**Directive**:
Gather each line containing the string "icon" from these entries.

**Dataset records**:
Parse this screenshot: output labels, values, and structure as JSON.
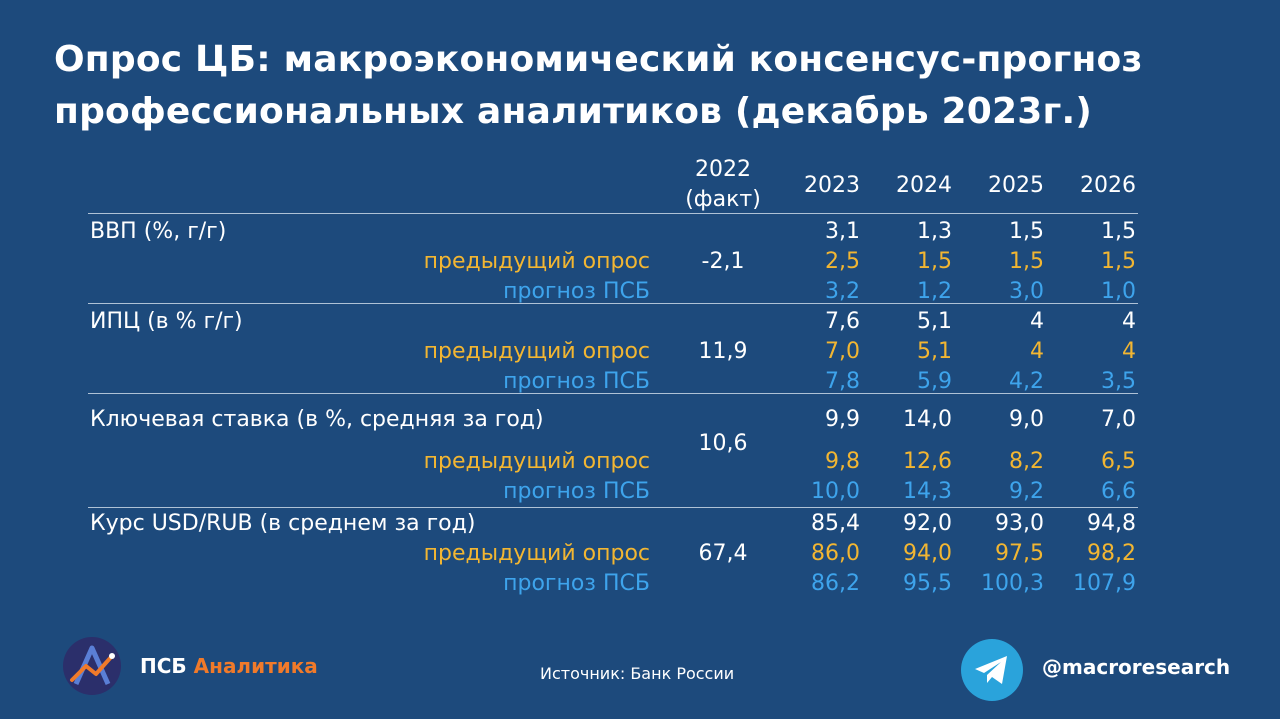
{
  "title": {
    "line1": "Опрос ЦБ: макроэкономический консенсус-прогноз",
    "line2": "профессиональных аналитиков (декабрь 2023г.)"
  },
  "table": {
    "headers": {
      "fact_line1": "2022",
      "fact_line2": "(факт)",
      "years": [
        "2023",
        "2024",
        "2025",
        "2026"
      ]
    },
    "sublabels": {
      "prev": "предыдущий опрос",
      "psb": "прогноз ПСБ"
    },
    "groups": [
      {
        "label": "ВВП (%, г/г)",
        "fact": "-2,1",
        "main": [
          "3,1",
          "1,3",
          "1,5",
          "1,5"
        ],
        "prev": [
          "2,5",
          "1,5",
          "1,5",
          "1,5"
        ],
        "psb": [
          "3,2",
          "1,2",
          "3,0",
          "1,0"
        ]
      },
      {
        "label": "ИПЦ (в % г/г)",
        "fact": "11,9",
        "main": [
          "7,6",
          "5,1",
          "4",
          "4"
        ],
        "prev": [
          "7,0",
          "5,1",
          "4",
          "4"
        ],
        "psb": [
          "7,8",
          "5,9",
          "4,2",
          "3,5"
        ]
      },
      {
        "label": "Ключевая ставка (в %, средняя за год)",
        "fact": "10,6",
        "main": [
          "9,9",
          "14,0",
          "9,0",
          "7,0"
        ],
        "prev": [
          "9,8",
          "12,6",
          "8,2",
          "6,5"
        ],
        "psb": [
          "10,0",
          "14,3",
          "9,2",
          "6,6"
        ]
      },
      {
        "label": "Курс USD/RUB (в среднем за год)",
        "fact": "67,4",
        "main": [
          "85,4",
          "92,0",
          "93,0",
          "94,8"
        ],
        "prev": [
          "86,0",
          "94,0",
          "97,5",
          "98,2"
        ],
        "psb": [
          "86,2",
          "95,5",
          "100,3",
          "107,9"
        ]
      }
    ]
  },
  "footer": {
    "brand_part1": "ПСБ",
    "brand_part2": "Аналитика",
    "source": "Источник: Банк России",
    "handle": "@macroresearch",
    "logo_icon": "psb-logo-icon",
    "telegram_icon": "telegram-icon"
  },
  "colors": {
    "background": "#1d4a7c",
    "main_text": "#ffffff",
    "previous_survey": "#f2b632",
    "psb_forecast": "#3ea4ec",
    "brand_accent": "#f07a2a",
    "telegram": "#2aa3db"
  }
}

**Result of this exercise**:
    "logo_icon": "psb-logo-icon",
    "telegram_icon": "telegram-icon"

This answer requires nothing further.